▸ **Task requirements**:
Give the number of lines holding the string "label", and nothing else.

Records from a data collection:
****
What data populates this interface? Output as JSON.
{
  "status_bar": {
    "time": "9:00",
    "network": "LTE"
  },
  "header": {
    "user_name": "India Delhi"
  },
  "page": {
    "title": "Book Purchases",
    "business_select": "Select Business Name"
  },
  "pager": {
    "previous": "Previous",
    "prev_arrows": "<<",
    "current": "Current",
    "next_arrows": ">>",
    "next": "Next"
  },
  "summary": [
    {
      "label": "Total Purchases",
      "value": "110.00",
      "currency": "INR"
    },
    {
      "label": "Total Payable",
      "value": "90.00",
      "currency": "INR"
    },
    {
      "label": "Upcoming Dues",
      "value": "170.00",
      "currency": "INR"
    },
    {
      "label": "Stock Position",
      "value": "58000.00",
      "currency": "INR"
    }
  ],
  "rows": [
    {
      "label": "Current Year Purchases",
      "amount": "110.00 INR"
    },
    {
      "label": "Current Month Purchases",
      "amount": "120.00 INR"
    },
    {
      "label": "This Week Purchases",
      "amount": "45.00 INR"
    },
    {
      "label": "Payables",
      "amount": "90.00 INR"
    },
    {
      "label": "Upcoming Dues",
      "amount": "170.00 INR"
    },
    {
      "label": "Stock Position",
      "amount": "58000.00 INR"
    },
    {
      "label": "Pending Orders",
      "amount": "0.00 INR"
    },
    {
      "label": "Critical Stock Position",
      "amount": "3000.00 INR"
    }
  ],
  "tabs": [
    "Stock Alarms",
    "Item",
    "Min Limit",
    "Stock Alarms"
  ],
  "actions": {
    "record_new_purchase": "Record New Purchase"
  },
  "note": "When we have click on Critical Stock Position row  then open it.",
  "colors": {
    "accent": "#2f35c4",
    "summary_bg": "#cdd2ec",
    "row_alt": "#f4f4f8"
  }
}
****
▸ **Completed exercise**:
12